[Data entries]
# # # #
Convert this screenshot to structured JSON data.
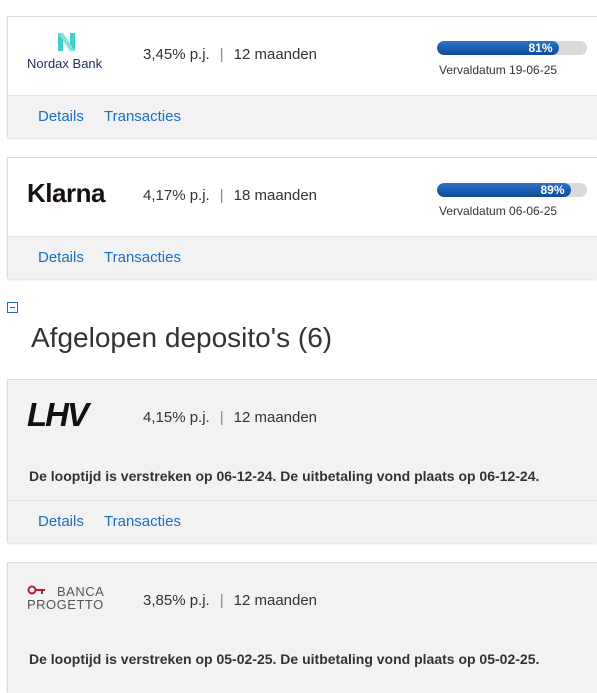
{
  "active_deposits": [
    {
      "bank": "Nordax Bank",
      "rate": "3,45% p.j.",
      "term": "12 maanden",
      "progress_percent": 81,
      "progress_label": "81%",
      "due_date": "Vervaldatum 19-06-25",
      "details_label": "Details",
      "transactions_label": "Transacties"
    },
    {
      "bank": "Klarna",
      "rate": "4,17% p.j.",
      "term": "18 maanden",
      "progress_percent": 89,
      "progress_label": "89%",
      "due_date": "Vervaldatum 06-06-25",
      "details_label": "Details",
      "transactions_label": "Transacties"
    }
  ],
  "expired_section": {
    "title": "Afgelopen deposito's (6)"
  },
  "expired_deposits": [
    {
      "bank": "LHV",
      "rate": "4,15% p.j.",
      "term": "12 maanden",
      "expiry_text": "De looptijd is verstreken op 06-12-24. De uitbetaling vond plaats op 06-12-24.",
      "details_label": "Details",
      "transactions_label": "Transacties"
    },
    {
      "bank_line1": "BANCA",
      "bank_line2": "PROGETTO",
      "rate": "3,85% p.j.",
      "term": "12 maanden",
      "expiry_text": "De looptijd is verstreken op 05-02-25. De uitbetaling vond plaats op 05-02-25."
    }
  ],
  "colors": {
    "link": "#1b6ec2",
    "progress_fill": "#0d4a98",
    "nordax_teal": "#3fd0c6",
    "nordax_navy": "#1e2f5a",
    "progetto_red": "#b0202e"
  }
}
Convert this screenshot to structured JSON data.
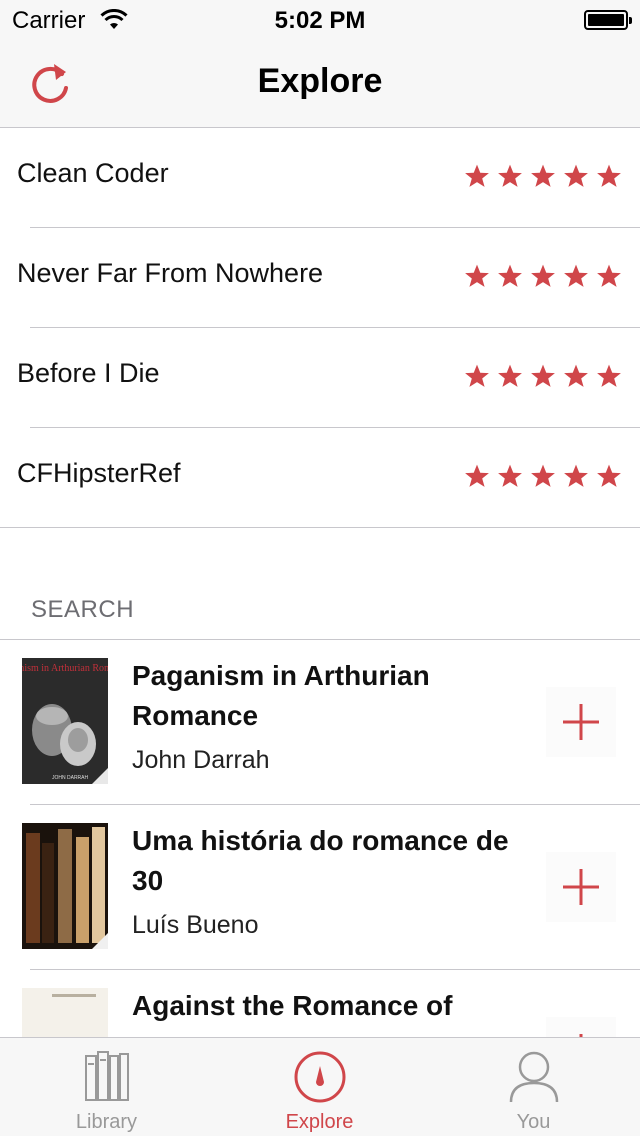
{
  "status_bar": {
    "carrier": "Carrier",
    "time": "5:02 PM"
  },
  "nav": {
    "title": "Explore",
    "refresh_icon": "refresh-icon"
  },
  "colors": {
    "accent": "#d0464a",
    "separator": "#c8c7cc",
    "tab_inactive": "#999999"
  },
  "explore_list": [
    {
      "title": "Clean Coder",
      "rating": 5
    },
    {
      "title": "Never Far From Nowhere",
      "rating": 5
    },
    {
      "title": "Before I Die",
      "rating": 5
    },
    {
      "title": "CFHipsterRef",
      "rating": 5
    }
  ],
  "search": {
    "header": "SEARCH",
    "results": [
      {
        "title": "Paganism in Arthurian Romance",
        "author": "John Darrah",
        "cover_text": "Paganism in Arthurian Romance",
        "cover_author": "JOHN DARRAH"
      },
      {
        "title": "Uma história do romance de 30",
        "author": "Luís Bueno"
      },
      {
        "title": "Against the Romance of",
        "author": ""
      }
    ]
  },
  "tabs": [
    {
      "label": "Library",
      "icon": "library-icon",
      "active": false
    },
    {
      "label": "Explore",
      "icon": "compass-icon",
      "active": true
    },
    {
      "label": "You",
      "icon": "person-icon",
      "active": false
    }
  ]
}
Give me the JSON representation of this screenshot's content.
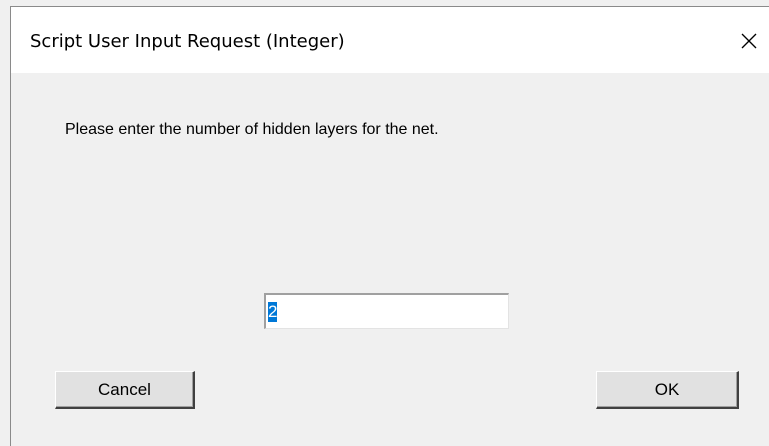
{
  "dialog": {
    "title": "Script User Input Request (Integer)",
    "prompt": "Please enter the number of hidden layers for the net.",
    "input_value": "2",
    "cancel_label": "Cancel",
    "ok_label": "OK",
    "close_icon": "close-icon"
  }
}
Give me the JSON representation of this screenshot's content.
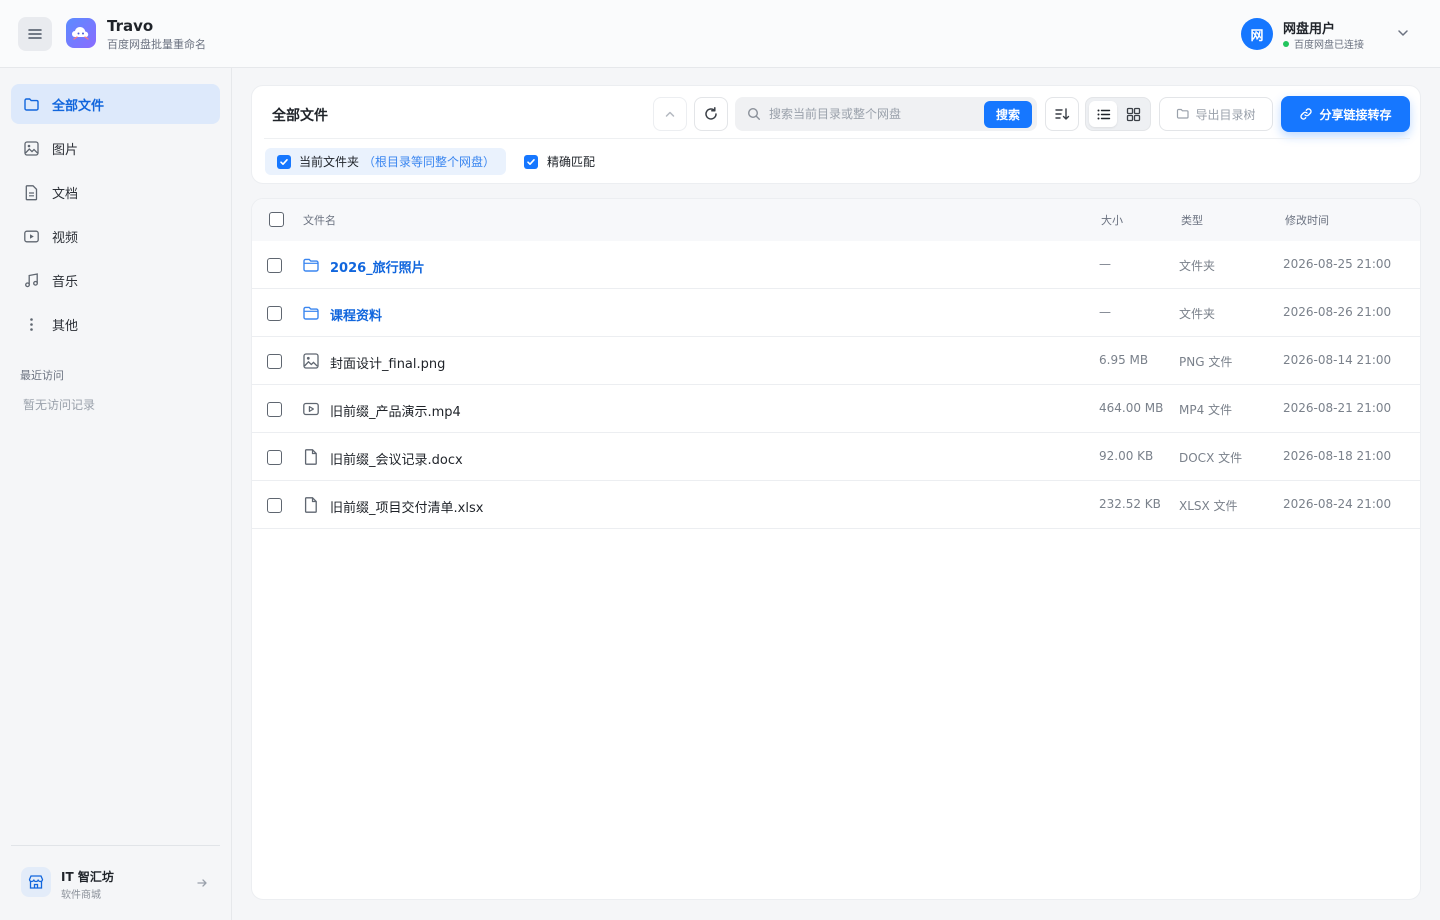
{
  "header": {
    "app_title": "Travo",
    "app_subtitle": "百度网盘批量重命名",
    "user": {
      "avatar_text": "网",
      "name": "网盘用户",
      "status": "百度网盘已连接"
    }
  },
  "sidebar": {
    "items": [
      {
        "label": "全部文件",
        "icon": "folder-icon",
        "active": true
      },
      {
        "label": "图片",
        "icon": "image-icon"
      },
      {
        "label": "文档",
        "icon": "document-icon"
      },
      {
        "label": "视频",
        "icon": "video-icon"
      },
      {
        "label": "音乐",
        "icon": "music-icon"
      },
      {
        "label": "其他",
        "icon": "more-vertical-icon"
      }
    ],
    "recent_title": "最近访问",
    "recent_empty": "暂无访问记录",
    "store": {
      "name": "IT 智汇坊",
      "subtitle": "软件商城"
    }
  },
  "toolbar": {
    "title": "全部文件",
    "search_placeholder": "搜索当前目录或整个网盘",
    "search_value": "",
    "search_button": "搜索",
    "export_label": "导出目录树",
    "share_label": "分享链接转存",
    "scope_label": "当前文件夹",
    "scope_hint": "（根目录等同整个网盘）",
    "scope_checked": true,
    "exact_label": "精确匹配",
    "exact_checked": true
  },
  "table": {
    "headers": {
      "name": "文件名",
      "size": "大小",
      "type": "类型",
      "modified": "修改时间"
    },
    "rows": [
      {
        "name": "2026_旅行照片",
        "size": "—",
        "type": "文件夹",
        "modified": "2026-08-25 21:00",
        "icon": "folder-icon",
        "is_folder": true
      },
      {
        "name": "课程资料",
        "size": "—",
        "type": "文件夹",
        "modified": "2026-08-26 21:00",
        "icon": "folder-icon",
        "is_folder": true
      },
      {
        "name": "封面设计_final.png",
        "size": "6.95 MB",
        "type": "PNG 文件",
        "modified": "2026-08-14 21:00",
        "icon": "image-icon",
        "is_folder": false
      },
      {
        "name": "旧前缀_产品演示.mp4",
        "size": "464.00 MB",
        "type": "MP4 文件",
        "modified": "2026-08-21 21:00",
        "icon": "video-icon",
        "is_folder": false
      },
      {
        "name": "旧前缀_会议记录.docx",
        "size": "92.00 KB",
        "type": "DOCX 文件",
        "modified": "2026-08-18 21:00",
        "icon": "document-icon",
        "is_folder": false
      },
      {
        "name": "旧前缀_项目交付清单.xlsx",
        "size": "232.52 KB",
        "type": "XLSX 文件",
        "modified": "2026-08-24 21:00",
        "icon": "document-icon",
        "is_folder": false
      }
    ]
  },
  "colors": {
    "accent": "#1677ff",
    "folder_text": "#1166dd",
    "active_nav_bg": "#dde9fb",
    "status_online": "#22c55e"
  }
}
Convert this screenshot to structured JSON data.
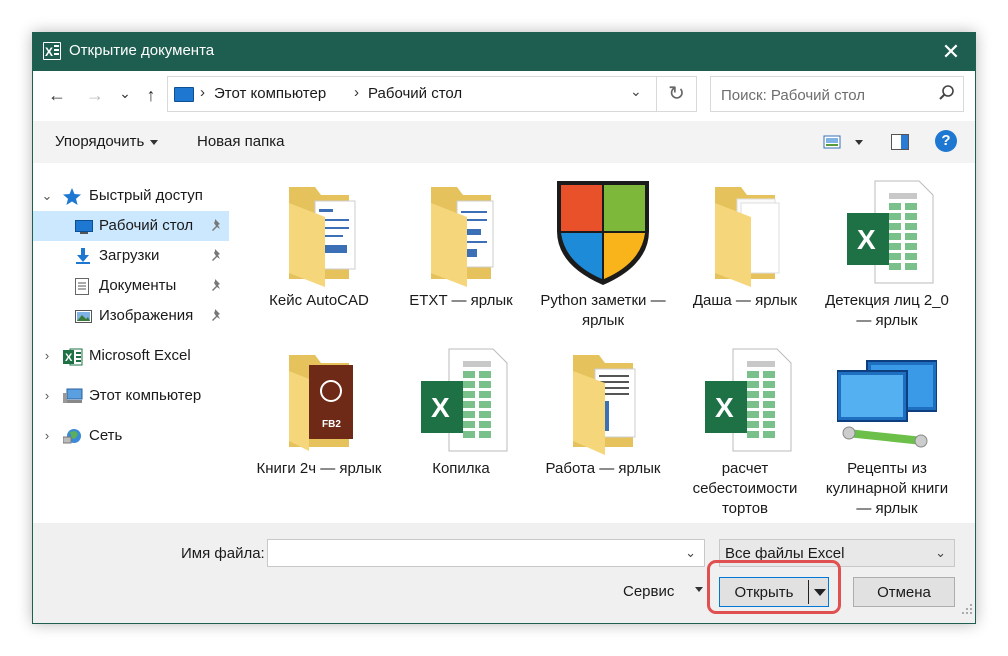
{
  "window": {
    "title": "Открытие документа",
    "close_glyph": "✕",
    "accent": "#1e5e50"
  },
  "nav": {
    "back_glyph": "←",
    "forward_glyph": "→",
    "recent_glyph": "⌄",
    "up_glyph": "↑",
    "refresh_glyph": "↻",
    "dropdown_glyph": "⌄"
  },
  "address": {
    "sep": "›",
    "crumbs": [
      "Этот компьютер",
      "Рабочий стол"
    ]
  },
  "search": {
    "placeholder": "Поиск: Рабочий стол"
  },
  "toolbar": {
    "organize": "Упорядочить",
    "new_folder": "Новая папка",
    "help_glyph": "?"
  },
  "sidebar": {
    "expand_glyph": "⌄",
    "collapsed_glyph": "›",
    "items": [
      {
        "label": "Быстрый доступ",
        "icon": "star-icon"
      },
      {
        "label": "Рабочий стол",
        "icon": "desktop-icon",
        "pinned": true,
        "selected": true
      },
      {
        "label": "Загрузки",
        "icon": "download-icon",
        "pinned": true
      },
      {
        "label": "Документы",
        "icon": "documents-icon",
        "pinned": true
      },
      {
        "label": "Изображения",
        "icon": "pictures-icon",
        "pinned": true
      },
      {
        "label": "Microsoft Excel",
        "icon": "excel-icon"
      },
      {
        "label": "Этот компьютер",
        "icon": "computer-icon"
      },
      {
        "label": "Сеть",
        "icon": "network-icon"
      }
    ]
  },
  "files": [
    {
      "name": "Кейс AutoCAD",
      "icon": "folder-icon"
    },
    {
      "name": "ETXT — ярлык",
      "icon": "folder-shortcut-icon"
    },
    {
      "name": "Python заметки — ярлык",
      "icon": "shield-icon"
    },
    {
      "name": "Даша — ярлык",
      "icon": "folder-shortcut-icon"
    },
    {
      "name": "Детекция лиц 2_0 — ярлык",
      "icon": "excel-file-icon"
    },
    {
      "name": "Книги 2ч — ярлык",
      "icon": "fb2-folder-icon"
    },
    {
      "name": "Копилка",
      "icon": "excel-file-icon"
    },
    {
      "name": "Работа — ярлык",
      "icon": "folder-shortcut-icon"
    },
    {
      "name": "расчет себестоимости тортов",
      "icon": "excel-file-icon"
    },
    {
      "name": "Рецепты из кулинарной книги — ярлык",
      "icon": "network-monitors-icon"
    }
  ],
  "footer": {
    "filename_label": "Имя файла:",
    "filename_value": "",
    "filter": "Все файлы Excel",
    "service": "Сервис",
    "open": "Открыть",
    "cancel": "Отмена",
    "dropdown_glyph": "⌄"
  }
}
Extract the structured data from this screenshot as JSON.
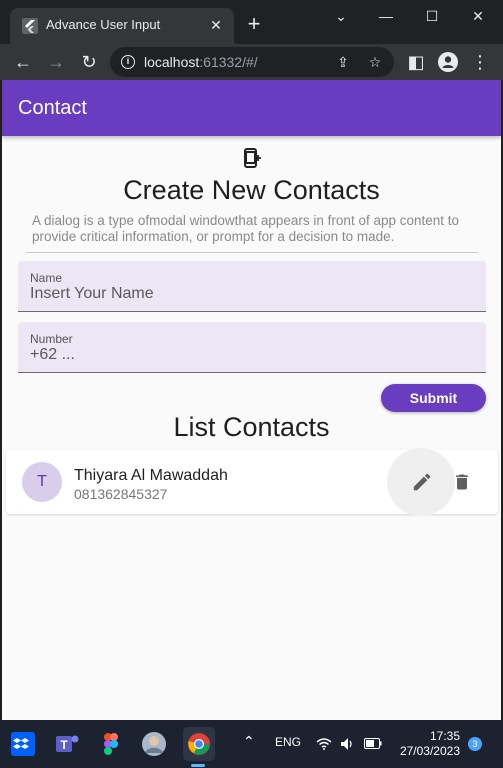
{
  "browser": {
    "tab_title": "Advance User Input",
    "url_host": "localhost",
    "url_rest": ":61332/#/"
  },
  "app": {
    "appbar_title": "Contact",
    "hero_title": "Create New Contacts",
    "hero_description": "A dialog is a type ofmodal windowthat appears in front of app content to provide critical information, or prompt for a decision to made.",
    "form": {
      "name_label": "Name",
      "name_placeholder": "Insert Your Name",
      "number_label": "Number",
      "number_placeholder": "+62 ...",
      "submit_label": "Submit"
    },
    "list_title": "List Contacts",
    "contacts": [
      {
        "initial": "T",
        "name": "Thiyara Al Mawaddah",
        "phone": "081362845327"
      }
    ]
  },
  "taskbar": {
    "language": "ENG",
    "time": "17:35",
    "date": "27/03/2023",
    "notification_count": "3"
  },
  "colors": {
    "primary": "#6a3cc0",
    "field_fill": "#ede6f5",
    "taskbar": "#1c2230"
  }
}
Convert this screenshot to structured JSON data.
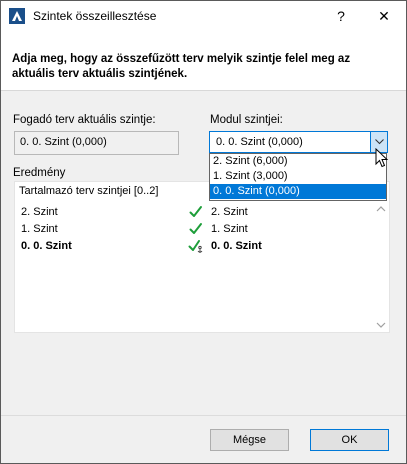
{
  "window": {
    "title": "Szintek összeillesztése",
    "help_glyph": "?",
    "close_glyph": "✕"
  },
  "instruction": "Adja meg, hogy az összefűzött terv melyik szintje felel meg az aktuális terv aktuális szintjének.",
  "host": {
    "label": "Fogadó terv aktuális szintje:",
    "value": "0. 0. Szint (0,000)"
  },
  "module": {
    "label": "Modul szintjei:",
    "selected": "0. 0. Szint (0,000)",
    "options": [
      "2. Szint (6,000)",
      "1. Szint (3,000)",
      "0. 0. Szint (0,000)"
    ],
    "selected_index": 2
  },
  "result": {
    "label": "Eredmény",
    "column_header": "Tartalmazó terv szintjei [0..2]",
    "rows": [
      {
        "left": "2. Szint",
        "right": "2. Szint",
        "bold": false
      },
      {
        "left": "1. Szint",
        "right": "1. Szint",
        "bold": false
      },
      {
        "left": "0. 0. Szint",
        "right": "0. 0. Szint",
        "bold": true
      }
    ]
  },
  "buttons": {
    "cancel": "Mégse",
    "ok": "OK"
  },
  "colors": {
    "accent": "#0078d7",
    "check": "#1e9e3a"
  },
  "icons": {
    "app": "archicad-icon",
    "check": "check-icon",
    "check_anchor": "check-anchor-icon",
    "close": "close-icon",
    "help": "help-icon",
    "dropdown": "chevron-down-icon"
  }
}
# # # #
- **Required task**
Using the listing above, pull out all lines that hold the word "компьютер".

- **Solution to this problem**
      "Этот компьютер",
        "label": "Этот компьютер",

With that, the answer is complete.